WHAT TO PRODUCE>
Give every line of the records below as a Markdown table with two columns, Row and Entry. Put the row number in Row and the line in Entry, skip blank lines, and leave out the pictures.

EXERCISE INPUT>
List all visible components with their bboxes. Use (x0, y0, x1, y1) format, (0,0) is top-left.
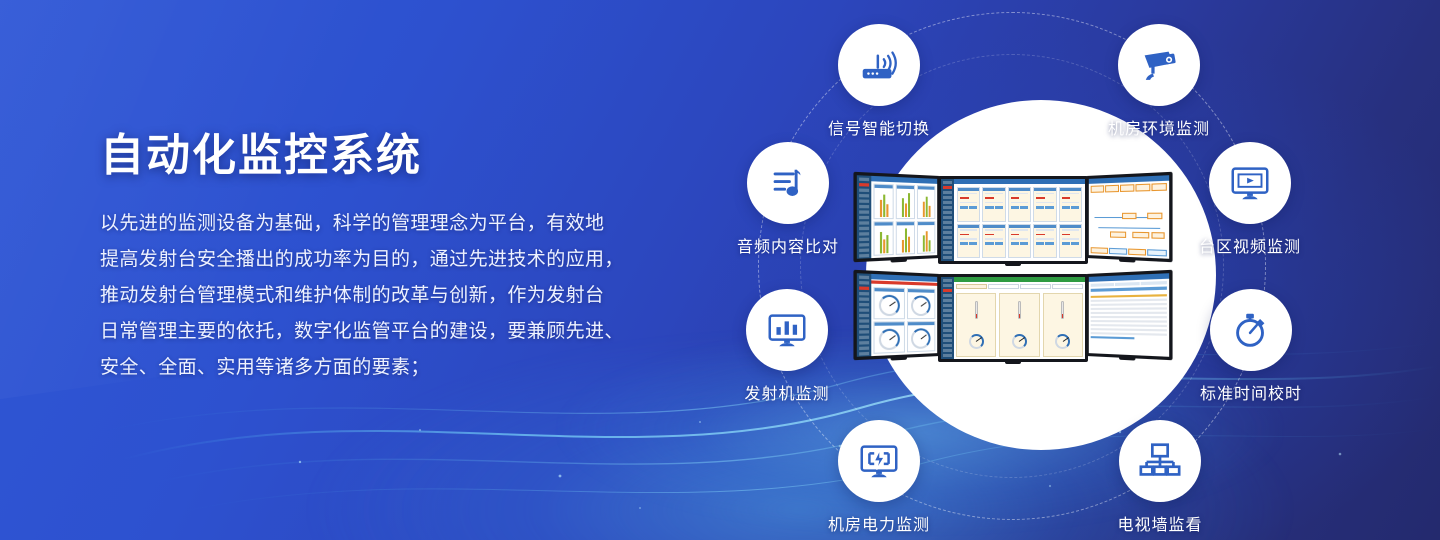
screen-content-data-grid (954, 179, 1085, 261)
monitor-screen-bottom-right[interactable] (1086, 270, 1173, 361)
feature-bubble[interactable] (838, 24, 920, 106)
monitor-wall-row-bottom (856, 274, 1190, 362)
screen-content-bar-charts (871, 176, 937, 258)
page-title: 自动化监控系统 (100, 132, 700, 180)
feature-bubble[interactable] (747, 142, 829, 224)
monitor-stand (1005, 262, 1021, 266)
banner-description: 以先进的监测设备为基础，科学的管理理念为平台，有效地 提高发射台安全播出的成功率… (100, 206, 700, 386)
feature-label: 台区视频监测 (1170, 233, 1330, 257)
feature-node-transmitter[interactable]: 发射机监测 (707, 289, 867, 404)
description-line: 以先进的监测设备为基础，科学的管理理念为平台，有效地 (100, 206, 700, 242)
feature-node-room-power[interactable]: 机房电力监测 (799, 420, 959, 535)
feature-label: 机房电力监测 (799, 511, 959, 535)
screen-sidebar (941, 179, 954, 261)
feature-label: 音频内容比对 (708, 233, 868, 257)
feature-label: 信号智能切换 (799, 115, 959, 139)
monitor-stand (891, 356, 907, 361)
feature-node-signal-switch[interactable]: 信号智能切换 (799, 24, 959, 139)
music-note-list-icon (765, 160, 811, 206)
monitor-stand (891, 258, 907, 263)
description-line: 提高发射台安全播出的成功率为目的，通过先进技术的应用， (100, 242, 700, 278)
screen-content-flow-diagram (1089, 175, 1169, 259)
screen-content-thermo-gauges (954, 277, 1085, 359)
screen-sidebar (941, 277, 954, 359)
monitor-wall (856, 176, 1190, 362)
monitor-stand (1119, 356, 1135, 361)
feature-bubble[interactable] (1209, 142, 1291, 224)
feature-bubble[interactable] (1210, 289, 1292, 371)
monitor-wall-row-top (856, 176, 1190, 264)
feature-bubble[interactable] (746, 289, 828, 371)
description-line: 推动发射台管理模式和维护体制的改革与创新，作为发射台 (100, 278, 700, 314)
feature-node-audio-compare[interactable]: 音频内容比对 (708, 142, 868, 257)
monitor-screen-top-center[interactable] (938, 176, 1088, 264)
feature-node-tv-wall[interactable]: 电视墙监看 (1080, 420, 1240, 535)
feature-node-time-sync[interactable]: 标准时间校时 (1171, 289, 1331, 404)
feature-node-area-video[interactable]: 台区视频监测 (1170, 142, 1330, 257)
screen-content-arc-gauges (871, 274, 937, 356)
monitor-screen-bottom-center[interactable] (938, 274, 1088, 362)
feature-label: 电视墙监看 (1080, 511, 1240, 535)
monitor-stand (1005, 360, 1021, 364)
sitemap-hierarchy-icon (1137, 438, 1183, 484)
banner-copy: 自动化监控系统 以先进的监测设备为基础，科学的管理理念为平台，有效地 提高发射台… (100, 132, 700, 386)
feature-label: 发射机监测 (707, 380, 867, 404)
feature-label: 机房环境监测 (1079, 115, 1239, 139)
stopwatch-icon (1228, 307, 1274, 353)
monitor-battery-bolt-icon (856, 438, 902, 484)
monitor-video-play-icon (1227, 160, 1273, 206)
feature-label: 标准时间校时 (1171, 380, 1331, 404)
monitor-screen-top-right[interactable] (1086, 172, 1173, 263)
cctv-camera-icon (1136, 42, 1182, 88)
feature-bubble[interactable] (1119, 420, 1201, 502)
hero-banner: 自动化监控系统 以先进的监测设备为基础，科学的管理理念为平台，有效地 提高发射台… (0, 0, 1440, 540)
feature-bubble[interactable] (838, 420, 920, 502)
wifi-router-icon (856, 42, 902, 88)
monitor-bar-chart-icon (764, 307, 810, 353)
screen-content-report-table (1089, 273, 1169, 357)
description-line: 日常管理主要的依托，数字化监管平台的建设，要兼顾先进、 (100, 314, 700, 350)
feature-bubble[interactable] (1118, 24, 1200, 106)
description-line: 安全、全面、实用等诸多方面的要素； (100, 350, 700, 386)
monitor-stand (1119, 258, 1135, 263)
feature-node-room-environment[interactable]: 机房环境监测 (1079, 24, 1239, 139)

FINISHED TASK>
| Row | Entry |
|---|---|
| 1 | List all visible components with their bboxes. Use (x0, y0, x1, y1) format, (0,0) is top-left. |
| 2 | screen-content-data-grid (954, 179, 1085, 261) |
| 3 | monitor-screen-bottom-right[interactable] (1086, 270, 1173, 361) |
| 4 | feature-bubble[interactable] (838, 24, 920, 106) |
| 5 | monitor-wall-row-bottom (856, 274, 1190, 362) |
| 6 | screen-content-bar-charts (871, 176, 937, 258) |
| 7 | page-title: 自动化监控系统 (100, 132, 700, 180) |
| 8 | feature-bubble[interactable] (747, 142, 829, 224) |
| 9 | monitor-stand (1005, 262, 1021, 266) |
| 10 | banner-description: 以先进的监测设备为基础，科学的管理理念为平台，有效地 提高发射台安全播出的成功率… (100, 206, 700, 386) |
| 11 | feature-label: 台区视频监测 (1170, 233, 1330, 257) |
| 12 | feature-node-transmitter[interactable]: 发射机监测 (707, 289, 867, 404) |
| 13 | description-line: 以先进的监测设备为基础，科学的管理理念为平台，有效地 (100, 206, 700, 242) |
| 14 | feature-node-room-power[interactable]: 机房电力监测 (799, 420, 959, 535) |
| 15 | feature-label: 机房电力监测 (799, 511, 959, 535) |
| 16 | screen-sidebar (941, 179, 954, 261) |
| 17 | feature-label: 音频内容比对 (708, 233, 868, 257) |
| 18 | feature-label: 信号智能切换 (799, 115, 959, 139) |
| 19 | monitor-stand (891, 356, 907, 361) |
| 20 | feature-node-signal-switch[interactable]: 信号智能切换 (799, 24, 959, 139) |
| 21 | music-note-list-icon (765, 160, 811, 206) |
| 22 | monitor-stand (891, 258, 907, 263) |
| 23 | description-line: 提高发射台安全播出的成功率为目的，通过先进技术的应用， (100, 242, 700, 278) |
| 24 | screen-content-flow-diagram (1089, 175, 1169, 259) |
| 25 | screen-content-thermo-gauges (954, 277, 1085, 359) |
| 26 | screen-sidebar (941, 277, 954, 359) |
| 27 | monitor-wall (856, 176, 1190, 362) |
| 28 | monitor-stand (1119, 356, 1135, 361) |
| 29 | feature-bubble[interactable] (1209, 142, 1291, 224) |
| 30 | feature-bubble[interactable] (1210, 289, 1292, 371) |
| 31 | monitor-wall-row-top (856, 176, 1190, 264) |
| 32 | feature-bubble[interactable] (746, 289, 828, 371) |
| 33 | description-line: 推动发射台管理模式和维护体制的改革与创新，作为发射台 (100, 278, 700, 314) |
| 34 | feature-node-audio-compare[interactable]: 音频内容比对 (708, 142, 868, 257) |
| 35 | monitor-screen-top-center[interactable] (938, 176, 1088, 264) |
| 36 | feature-node-tv-wall[interactable]: 电视墙监看 (1080, 420, 1240, 535) |
| 37 | feature-node-time-sync[interactable]: 标准时间校时 (1171, 289, 1331, 404) |
| 38 | feature-node-area-video[interactable]: 台区视频监测 (1170, 142, 1330, 257) |
| 39 | screen-content-arc-gauges (871, 274, 937, 356) |
| 40 | monitor-screen-bottom-center[interactable] (938, 274, 1088, 362) |
| 41 | feature-label: 电视墙监看 (1080, 511, 1240, 535) |
| 42 | monitor-stand (1005, 360, 1021, 364) |
| 43 | sitemap-hierarchy-icon (1137, 438, 1183, 484) |
| 44 | banner-copy: 自动化监控系统 以先进的监测设备为基础，科学的管理理念为平台，有效地 提高发射台… (100, 132, 700, 386) |
| 45 | feature-label: 发射机监测 (707, 380, 867, 404) |
| 46 | feature-label: 机房环境监测 (1079, 115, 1239, 139) |
| 47 | stopwatch-icon (1228, 307, 1274, 353) |
| 48 | monitor-battery-bolt-icon (856, 438, 902, 484) |
| 49 | monitor-video-play-icon (1227, 160, 1273, 206) |
| 50 | feature-label: 标准时间校时 (1171, 380, 1331, 404) |
| 51 | monitor-screen-top-right[interactable] (1086, 172, 1173, 263) |
| 52 | cctv-camera-icon (1136, 42, 1182, 88) |
| 53 | feature-bubble[interactable] (1119, 420, 1201, 502) |
| 54 | hero-banner: 自动化监控系统 以先进的监测设备为基础，科学的管理理念为平台，有效地 提高发射台… (0, 0, 1440, 540) |
| 55 | feature-bubble[interactable] (838, 420, 920, 502) |
| 56 | wifi-router-icon (856, 42, 902, 88) |
| 57 | monitor-bar-chart-icon (764, 307, 810, 353) |
| 58 | screen-content-report-table (1089, 273, 1169, 357) |
| 59 | description-line: 日常管理主要的依托，数字化监管平台的建设，要兼顾先进、 (100, 314, 700, 350) |
| 60 | feature-bubble[interactable] (1118, 24, 1200, 106) |
| 61 | description-line: 安全、全面、实用等诸多方面的要素； (100, 350, 700, 386) |
| 62 | monitor-stand (1119, 258, 1135, 263) |
| 63 | feature-node-room-environment[interactable]: 机房环境监测 (1079, 24, 1239, 139) |